[Dataset records]
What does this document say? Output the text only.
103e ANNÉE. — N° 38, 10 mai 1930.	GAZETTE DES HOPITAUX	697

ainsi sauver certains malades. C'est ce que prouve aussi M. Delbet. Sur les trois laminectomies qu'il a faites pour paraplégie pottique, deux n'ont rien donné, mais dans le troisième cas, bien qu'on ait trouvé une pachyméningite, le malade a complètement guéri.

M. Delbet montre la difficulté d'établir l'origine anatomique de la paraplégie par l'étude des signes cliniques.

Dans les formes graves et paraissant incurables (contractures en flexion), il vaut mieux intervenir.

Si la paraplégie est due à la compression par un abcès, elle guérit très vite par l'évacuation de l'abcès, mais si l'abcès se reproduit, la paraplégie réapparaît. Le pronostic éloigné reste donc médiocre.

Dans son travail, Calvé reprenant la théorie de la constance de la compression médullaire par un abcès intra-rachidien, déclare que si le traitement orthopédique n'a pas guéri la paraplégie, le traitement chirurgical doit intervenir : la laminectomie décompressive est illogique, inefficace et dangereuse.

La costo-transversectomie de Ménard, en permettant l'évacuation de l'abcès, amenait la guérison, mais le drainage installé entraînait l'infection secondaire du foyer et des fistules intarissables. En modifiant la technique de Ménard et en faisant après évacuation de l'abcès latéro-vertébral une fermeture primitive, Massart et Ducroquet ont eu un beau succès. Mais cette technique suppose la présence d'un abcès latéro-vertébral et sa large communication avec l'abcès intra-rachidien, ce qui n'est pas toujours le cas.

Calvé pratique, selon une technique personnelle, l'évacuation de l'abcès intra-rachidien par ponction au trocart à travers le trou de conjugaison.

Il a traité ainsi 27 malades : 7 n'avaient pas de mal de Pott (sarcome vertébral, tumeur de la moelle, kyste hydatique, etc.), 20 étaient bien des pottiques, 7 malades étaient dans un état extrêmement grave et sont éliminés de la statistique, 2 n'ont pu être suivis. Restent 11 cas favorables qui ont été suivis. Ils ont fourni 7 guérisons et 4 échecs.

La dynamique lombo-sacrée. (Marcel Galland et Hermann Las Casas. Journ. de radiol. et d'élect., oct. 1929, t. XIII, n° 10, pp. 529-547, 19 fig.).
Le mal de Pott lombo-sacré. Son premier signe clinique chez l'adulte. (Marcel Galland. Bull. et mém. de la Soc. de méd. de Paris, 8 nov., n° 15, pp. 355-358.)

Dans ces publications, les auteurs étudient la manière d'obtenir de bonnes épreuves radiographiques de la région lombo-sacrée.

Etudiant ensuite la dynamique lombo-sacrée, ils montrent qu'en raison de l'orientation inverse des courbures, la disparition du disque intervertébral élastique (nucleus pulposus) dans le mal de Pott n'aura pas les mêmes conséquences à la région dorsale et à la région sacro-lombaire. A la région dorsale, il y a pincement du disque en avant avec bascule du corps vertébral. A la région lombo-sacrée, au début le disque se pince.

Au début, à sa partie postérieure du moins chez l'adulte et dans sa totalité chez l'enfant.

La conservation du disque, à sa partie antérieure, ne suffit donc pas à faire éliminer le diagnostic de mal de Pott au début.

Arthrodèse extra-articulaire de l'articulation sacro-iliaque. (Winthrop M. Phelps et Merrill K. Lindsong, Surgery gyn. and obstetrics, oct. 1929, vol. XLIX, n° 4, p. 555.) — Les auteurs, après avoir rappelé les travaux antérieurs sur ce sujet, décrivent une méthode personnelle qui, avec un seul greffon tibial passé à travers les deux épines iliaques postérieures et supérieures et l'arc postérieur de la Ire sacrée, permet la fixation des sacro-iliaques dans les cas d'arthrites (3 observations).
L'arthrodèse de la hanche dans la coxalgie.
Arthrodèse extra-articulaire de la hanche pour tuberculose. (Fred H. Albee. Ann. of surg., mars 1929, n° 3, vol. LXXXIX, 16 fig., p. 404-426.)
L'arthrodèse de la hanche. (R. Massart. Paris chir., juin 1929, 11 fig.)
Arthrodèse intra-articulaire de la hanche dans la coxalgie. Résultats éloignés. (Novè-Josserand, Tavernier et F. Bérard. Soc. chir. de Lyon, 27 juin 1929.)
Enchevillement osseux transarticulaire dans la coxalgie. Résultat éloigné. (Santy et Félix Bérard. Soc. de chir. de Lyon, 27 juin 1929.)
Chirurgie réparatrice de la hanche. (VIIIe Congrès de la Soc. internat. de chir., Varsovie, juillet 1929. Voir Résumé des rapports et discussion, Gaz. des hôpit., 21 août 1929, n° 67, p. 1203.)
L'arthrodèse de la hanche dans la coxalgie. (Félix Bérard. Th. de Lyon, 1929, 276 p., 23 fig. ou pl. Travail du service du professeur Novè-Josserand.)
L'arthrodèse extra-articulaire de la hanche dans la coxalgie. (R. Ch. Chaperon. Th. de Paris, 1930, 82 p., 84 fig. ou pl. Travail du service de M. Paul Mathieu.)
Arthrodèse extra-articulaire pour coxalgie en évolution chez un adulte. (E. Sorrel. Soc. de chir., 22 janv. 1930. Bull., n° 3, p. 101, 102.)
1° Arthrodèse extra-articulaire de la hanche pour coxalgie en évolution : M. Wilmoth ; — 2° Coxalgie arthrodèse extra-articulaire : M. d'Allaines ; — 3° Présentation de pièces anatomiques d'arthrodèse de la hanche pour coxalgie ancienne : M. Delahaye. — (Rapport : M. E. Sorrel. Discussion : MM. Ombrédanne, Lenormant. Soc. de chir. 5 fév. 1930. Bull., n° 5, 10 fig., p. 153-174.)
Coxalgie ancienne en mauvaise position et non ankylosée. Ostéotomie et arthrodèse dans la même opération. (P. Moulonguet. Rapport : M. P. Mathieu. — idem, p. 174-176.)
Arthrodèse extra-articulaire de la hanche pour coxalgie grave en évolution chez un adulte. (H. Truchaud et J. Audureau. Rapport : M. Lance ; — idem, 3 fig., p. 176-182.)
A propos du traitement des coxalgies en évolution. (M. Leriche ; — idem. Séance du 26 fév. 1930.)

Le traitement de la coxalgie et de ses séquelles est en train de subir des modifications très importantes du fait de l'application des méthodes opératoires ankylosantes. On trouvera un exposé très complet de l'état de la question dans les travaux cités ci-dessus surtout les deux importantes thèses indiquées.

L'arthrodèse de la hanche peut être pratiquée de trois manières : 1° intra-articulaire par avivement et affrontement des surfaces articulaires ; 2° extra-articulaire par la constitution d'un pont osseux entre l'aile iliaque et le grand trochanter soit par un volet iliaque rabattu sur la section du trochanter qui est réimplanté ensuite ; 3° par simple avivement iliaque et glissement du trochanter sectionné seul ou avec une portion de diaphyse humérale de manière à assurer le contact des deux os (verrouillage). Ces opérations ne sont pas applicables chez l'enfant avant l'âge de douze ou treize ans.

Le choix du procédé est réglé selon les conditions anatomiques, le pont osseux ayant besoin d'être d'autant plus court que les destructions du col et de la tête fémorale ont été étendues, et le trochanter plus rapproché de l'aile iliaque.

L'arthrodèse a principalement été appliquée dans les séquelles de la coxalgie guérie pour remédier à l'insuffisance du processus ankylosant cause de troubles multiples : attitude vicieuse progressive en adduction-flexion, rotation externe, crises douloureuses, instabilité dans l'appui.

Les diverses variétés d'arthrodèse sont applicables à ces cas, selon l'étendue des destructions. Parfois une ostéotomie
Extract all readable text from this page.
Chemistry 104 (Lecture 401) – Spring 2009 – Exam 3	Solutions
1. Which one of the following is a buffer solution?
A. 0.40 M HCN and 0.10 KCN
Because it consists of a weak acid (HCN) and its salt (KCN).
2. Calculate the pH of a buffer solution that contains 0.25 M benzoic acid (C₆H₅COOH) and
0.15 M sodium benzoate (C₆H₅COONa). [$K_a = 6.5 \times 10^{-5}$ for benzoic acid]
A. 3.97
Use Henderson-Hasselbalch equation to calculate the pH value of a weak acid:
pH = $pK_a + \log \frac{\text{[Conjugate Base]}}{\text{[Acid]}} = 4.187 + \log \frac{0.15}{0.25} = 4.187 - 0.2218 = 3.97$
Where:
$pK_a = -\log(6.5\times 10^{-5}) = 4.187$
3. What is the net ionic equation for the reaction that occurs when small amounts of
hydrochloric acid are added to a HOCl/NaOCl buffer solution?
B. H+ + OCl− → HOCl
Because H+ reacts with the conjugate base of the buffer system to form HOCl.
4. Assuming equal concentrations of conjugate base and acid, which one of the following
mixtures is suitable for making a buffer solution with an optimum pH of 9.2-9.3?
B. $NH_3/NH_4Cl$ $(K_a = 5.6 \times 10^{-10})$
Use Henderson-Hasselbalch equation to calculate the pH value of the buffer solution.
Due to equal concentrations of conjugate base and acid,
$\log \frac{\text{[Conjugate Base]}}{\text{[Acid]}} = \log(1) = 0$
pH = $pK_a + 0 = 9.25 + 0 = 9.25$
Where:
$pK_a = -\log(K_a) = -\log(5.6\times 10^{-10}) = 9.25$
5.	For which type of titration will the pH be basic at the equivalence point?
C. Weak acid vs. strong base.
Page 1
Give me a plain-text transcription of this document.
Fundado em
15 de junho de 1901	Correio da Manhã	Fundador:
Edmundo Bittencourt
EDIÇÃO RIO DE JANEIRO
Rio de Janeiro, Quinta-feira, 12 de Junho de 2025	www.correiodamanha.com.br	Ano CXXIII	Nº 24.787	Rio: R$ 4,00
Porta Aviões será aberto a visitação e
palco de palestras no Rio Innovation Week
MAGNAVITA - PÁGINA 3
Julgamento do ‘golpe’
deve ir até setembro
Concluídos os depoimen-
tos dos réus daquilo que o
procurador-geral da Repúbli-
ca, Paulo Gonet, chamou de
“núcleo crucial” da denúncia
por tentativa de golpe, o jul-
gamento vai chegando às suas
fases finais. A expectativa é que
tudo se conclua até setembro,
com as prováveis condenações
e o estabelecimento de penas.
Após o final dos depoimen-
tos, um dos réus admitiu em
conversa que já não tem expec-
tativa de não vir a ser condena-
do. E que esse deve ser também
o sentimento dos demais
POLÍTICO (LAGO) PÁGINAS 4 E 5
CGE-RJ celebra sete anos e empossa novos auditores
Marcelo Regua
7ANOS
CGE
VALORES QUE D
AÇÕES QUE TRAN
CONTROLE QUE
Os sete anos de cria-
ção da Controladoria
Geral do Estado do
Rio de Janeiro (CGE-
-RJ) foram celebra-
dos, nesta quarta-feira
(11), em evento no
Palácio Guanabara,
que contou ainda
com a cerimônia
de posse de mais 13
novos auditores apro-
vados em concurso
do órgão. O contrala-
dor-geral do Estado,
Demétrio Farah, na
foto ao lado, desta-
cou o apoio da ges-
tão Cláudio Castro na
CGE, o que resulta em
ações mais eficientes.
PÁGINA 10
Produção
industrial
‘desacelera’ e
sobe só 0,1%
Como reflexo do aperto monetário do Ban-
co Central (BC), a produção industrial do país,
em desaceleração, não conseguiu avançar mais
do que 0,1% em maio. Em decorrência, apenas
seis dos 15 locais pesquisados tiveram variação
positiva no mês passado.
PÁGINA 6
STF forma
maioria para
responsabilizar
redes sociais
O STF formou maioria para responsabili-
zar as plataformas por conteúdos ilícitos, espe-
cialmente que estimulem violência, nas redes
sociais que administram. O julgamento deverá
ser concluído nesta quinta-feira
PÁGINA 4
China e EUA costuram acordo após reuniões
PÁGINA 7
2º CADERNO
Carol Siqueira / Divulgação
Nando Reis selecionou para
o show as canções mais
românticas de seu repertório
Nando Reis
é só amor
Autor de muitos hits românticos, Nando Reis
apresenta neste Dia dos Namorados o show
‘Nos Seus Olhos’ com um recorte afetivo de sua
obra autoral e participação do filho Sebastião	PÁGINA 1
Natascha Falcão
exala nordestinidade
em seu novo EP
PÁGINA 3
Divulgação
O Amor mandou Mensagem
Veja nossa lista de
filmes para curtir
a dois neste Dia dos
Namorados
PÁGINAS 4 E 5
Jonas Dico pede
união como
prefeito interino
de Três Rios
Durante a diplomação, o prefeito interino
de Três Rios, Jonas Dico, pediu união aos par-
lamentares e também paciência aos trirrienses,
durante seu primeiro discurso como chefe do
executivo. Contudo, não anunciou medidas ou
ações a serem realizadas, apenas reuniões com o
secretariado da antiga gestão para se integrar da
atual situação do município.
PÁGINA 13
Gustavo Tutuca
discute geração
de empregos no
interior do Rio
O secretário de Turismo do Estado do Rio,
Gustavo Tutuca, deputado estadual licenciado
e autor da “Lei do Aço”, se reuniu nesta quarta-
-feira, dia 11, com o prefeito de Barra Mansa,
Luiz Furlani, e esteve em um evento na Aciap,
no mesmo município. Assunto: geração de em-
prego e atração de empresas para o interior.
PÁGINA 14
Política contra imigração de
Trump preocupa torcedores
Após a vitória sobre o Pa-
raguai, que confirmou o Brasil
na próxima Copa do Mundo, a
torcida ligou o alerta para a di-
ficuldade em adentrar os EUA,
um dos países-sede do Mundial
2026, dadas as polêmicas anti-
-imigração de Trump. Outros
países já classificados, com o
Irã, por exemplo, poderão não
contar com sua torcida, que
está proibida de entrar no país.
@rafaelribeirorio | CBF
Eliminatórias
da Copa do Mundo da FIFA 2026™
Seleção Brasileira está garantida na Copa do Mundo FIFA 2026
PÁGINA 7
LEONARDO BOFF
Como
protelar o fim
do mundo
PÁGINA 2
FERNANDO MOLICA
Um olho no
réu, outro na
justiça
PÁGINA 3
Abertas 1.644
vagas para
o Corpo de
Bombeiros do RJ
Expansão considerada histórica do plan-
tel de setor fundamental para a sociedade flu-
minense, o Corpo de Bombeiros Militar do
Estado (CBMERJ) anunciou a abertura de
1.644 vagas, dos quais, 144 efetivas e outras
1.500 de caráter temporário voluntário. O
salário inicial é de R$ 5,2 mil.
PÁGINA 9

_The problem_:
Pick out every line holding the string "lombo" and return it.

_Solution to the problem_:
La dynamique lombo-sacrée. (Marcel Galland et Hermann Las Casas. Journ. de radiol. et d'élect., oct. 1929, t. XIII, n° 10, pp. 529-547, 19 fig.).
Le mal de Pott lombo-sacré. Son premier signe clinique chez l'adulte. (Marcel Galland. Bull. et mém. de la Soc. de méd. de Paris, 8 nov., n° 15, pp. 355-358.)
Dans ces publications, les auteurs étudient la manière d'obtenir de bonnes épreuves radiographiques de la région lombo-sacrée.
Etudiant ensuite la dynamique lombo-sacrée, ils montrent qu'en raison de l'orientation inverse des courbures, la disparition du disque intervertébral élastique (nucleus pulposus) dans le mal de Pott n'aura pas les mêmes conséquences à la région dorsale et à la région sacro-lombaire. A la région dorsale, il y a pincement du disque en avant avec bascule du corps vertébral. A la région lombo-sacrée, au début le disque se pince.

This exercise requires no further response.